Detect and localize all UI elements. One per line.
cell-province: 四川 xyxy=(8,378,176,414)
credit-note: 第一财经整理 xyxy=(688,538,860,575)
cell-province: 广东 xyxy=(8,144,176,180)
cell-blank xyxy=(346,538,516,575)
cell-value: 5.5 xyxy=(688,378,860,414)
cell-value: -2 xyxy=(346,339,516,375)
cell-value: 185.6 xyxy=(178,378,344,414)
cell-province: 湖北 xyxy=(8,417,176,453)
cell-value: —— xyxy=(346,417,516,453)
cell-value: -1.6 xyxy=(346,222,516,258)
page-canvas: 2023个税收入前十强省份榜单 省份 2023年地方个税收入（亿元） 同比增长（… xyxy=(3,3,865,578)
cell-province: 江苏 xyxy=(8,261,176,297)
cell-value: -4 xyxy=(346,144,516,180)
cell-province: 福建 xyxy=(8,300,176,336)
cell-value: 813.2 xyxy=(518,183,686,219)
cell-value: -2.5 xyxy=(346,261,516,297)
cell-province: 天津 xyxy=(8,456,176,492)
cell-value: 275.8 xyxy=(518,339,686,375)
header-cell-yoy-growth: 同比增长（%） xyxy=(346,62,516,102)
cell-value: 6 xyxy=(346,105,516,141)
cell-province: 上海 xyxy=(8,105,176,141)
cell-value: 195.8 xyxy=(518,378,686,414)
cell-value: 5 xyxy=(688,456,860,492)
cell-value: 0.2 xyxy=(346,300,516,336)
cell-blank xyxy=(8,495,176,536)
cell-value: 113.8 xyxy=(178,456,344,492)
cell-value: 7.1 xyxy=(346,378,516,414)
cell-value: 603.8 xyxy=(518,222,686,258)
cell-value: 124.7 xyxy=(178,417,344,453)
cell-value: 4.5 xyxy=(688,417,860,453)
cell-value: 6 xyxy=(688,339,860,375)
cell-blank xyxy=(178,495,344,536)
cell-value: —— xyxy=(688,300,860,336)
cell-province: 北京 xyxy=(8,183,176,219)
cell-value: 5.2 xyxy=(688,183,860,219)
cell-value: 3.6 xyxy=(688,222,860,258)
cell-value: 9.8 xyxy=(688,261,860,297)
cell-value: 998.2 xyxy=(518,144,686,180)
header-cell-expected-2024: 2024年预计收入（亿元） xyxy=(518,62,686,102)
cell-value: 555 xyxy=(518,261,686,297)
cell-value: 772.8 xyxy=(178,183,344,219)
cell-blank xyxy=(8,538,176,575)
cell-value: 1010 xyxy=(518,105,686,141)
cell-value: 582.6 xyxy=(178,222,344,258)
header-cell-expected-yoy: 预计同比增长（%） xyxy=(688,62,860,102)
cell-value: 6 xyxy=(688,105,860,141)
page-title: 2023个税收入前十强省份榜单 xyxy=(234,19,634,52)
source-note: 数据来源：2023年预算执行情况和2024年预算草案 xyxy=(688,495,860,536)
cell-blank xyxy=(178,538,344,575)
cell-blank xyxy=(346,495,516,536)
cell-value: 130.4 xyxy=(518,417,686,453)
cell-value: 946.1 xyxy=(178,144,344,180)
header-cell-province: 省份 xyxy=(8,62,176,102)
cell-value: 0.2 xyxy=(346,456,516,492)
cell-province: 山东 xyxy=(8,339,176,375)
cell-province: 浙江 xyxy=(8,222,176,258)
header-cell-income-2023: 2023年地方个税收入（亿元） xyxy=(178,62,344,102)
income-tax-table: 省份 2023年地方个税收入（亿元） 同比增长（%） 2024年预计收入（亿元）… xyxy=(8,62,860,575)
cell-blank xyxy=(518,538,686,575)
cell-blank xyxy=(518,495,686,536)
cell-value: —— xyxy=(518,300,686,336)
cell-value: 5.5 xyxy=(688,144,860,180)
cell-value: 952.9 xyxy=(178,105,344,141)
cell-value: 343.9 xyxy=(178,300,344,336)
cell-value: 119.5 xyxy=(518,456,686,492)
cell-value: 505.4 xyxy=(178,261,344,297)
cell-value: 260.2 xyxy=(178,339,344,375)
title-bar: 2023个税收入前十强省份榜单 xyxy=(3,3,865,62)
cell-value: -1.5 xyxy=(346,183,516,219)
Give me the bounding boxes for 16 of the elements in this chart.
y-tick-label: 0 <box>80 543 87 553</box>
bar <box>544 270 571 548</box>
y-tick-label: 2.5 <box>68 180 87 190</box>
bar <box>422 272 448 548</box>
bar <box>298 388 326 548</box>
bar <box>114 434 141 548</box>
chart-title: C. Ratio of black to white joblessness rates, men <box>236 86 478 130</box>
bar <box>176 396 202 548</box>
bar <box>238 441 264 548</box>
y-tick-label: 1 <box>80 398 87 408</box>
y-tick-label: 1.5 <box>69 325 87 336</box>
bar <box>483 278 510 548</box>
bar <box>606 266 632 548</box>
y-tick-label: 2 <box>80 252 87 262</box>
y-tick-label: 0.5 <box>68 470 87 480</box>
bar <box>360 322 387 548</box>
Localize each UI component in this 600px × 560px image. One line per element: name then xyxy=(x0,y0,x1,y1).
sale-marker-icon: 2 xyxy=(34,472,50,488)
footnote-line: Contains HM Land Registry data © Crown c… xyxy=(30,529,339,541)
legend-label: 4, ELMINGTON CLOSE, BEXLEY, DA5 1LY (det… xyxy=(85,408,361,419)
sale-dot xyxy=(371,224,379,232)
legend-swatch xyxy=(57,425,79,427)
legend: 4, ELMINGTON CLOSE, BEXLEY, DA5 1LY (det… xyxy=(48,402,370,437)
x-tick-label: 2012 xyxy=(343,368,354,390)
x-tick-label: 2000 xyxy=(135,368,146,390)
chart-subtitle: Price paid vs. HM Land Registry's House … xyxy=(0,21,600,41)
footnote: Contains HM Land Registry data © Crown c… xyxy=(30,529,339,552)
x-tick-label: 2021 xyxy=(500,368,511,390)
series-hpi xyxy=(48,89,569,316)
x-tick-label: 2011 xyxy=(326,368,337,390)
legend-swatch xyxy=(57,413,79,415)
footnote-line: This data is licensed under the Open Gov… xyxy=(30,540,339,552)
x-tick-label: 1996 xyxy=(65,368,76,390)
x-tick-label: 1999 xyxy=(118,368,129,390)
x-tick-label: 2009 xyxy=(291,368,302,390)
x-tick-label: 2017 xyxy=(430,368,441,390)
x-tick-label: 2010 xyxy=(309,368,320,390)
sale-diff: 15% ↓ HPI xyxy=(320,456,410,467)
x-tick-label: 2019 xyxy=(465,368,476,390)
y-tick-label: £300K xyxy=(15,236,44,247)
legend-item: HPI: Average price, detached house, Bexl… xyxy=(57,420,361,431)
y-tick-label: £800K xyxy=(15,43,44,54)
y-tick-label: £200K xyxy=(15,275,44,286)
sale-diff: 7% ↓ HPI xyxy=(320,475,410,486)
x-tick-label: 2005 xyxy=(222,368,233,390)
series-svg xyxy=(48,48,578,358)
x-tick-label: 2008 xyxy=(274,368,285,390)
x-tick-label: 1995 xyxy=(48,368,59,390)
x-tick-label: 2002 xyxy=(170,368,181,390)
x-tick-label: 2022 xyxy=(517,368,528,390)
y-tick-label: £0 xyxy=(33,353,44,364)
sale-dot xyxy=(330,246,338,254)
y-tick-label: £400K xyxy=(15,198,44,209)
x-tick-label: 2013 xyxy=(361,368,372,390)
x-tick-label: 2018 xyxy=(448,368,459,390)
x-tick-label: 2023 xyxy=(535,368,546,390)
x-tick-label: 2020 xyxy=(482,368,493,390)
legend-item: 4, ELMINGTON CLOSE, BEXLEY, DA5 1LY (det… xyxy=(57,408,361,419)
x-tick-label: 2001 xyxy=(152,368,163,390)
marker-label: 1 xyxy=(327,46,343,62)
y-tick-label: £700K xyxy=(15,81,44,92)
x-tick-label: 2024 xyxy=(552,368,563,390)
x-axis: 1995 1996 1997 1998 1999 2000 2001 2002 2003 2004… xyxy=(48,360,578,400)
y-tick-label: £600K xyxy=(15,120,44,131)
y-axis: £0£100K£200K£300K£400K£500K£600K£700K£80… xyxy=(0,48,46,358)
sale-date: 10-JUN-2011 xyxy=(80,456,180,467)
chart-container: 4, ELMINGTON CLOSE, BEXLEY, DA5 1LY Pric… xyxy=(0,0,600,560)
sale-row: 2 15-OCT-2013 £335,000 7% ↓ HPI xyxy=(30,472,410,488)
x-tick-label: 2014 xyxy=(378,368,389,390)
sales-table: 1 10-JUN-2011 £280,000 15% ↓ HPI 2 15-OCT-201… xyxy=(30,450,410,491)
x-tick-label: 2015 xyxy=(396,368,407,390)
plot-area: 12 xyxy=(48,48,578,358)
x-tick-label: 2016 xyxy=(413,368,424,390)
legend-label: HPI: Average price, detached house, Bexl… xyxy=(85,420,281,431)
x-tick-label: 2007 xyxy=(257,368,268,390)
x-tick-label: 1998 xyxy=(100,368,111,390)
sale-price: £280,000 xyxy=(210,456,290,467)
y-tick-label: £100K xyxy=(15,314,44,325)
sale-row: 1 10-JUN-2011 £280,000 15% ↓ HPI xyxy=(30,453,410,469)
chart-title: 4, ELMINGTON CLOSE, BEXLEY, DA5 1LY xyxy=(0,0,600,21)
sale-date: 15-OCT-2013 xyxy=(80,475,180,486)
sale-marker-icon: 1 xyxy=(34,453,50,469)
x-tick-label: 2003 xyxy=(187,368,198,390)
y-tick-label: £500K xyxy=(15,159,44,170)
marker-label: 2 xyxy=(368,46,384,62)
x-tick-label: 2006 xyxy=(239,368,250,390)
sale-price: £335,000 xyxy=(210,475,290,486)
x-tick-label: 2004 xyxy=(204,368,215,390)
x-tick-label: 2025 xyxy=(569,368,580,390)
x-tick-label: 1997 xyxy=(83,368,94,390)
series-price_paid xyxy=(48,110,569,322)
* * *
▶ [What you need to do]: Set down the lines above, from the first one up to and including the line with "cell-value: 275.8 xyxy=(518,339,686,375)", keeping each unchanged.

▶ [Exercise result]:
Detect and localize all UI elements. One per line.
cell-province: 四川 xyxy=(8,378,176,414)
credit-note: 第一财经整理 xyxy=(688,538,860,575)
cell-province: 广东 xyxy=(8,144,176,180)
cell-blank xyxy=(346,538,516,575)
cell-value: 5.5 xyxy=(688,378,860,414)
cell-value: -2 xyxy=(346,339,516,375)
cell-value: 185.6 xyxy=(178,378,344,414)
cell-province: 湖北 xyxy=(8,417,176,453)
cell-value: —— xyxy=(346,417,516,453)
cell-value: -1.6 xyxy=(346,222,516,258)
page-canvas: 2023个税收入前十强省份榜单 省份 2023年地方个税收入（亿元） 同比增长（… xyxy=(3,3,865,578)
cell-province: 江苏 xyxy=(8,261,176,297)
cell-value: -4 xyxy=(346,144,516,180)
cell-province: 福建 xyxy=(8,300,176,336)
cell-value: 813.2 xyxy=(518,183,686,219)
cell-value: -2.5 xyxy=(346,261,516,297)
cell-province: 天津 xyxy=(8,456,176,492)
cell-value: 275.8 xyxy=(518,339,686,375)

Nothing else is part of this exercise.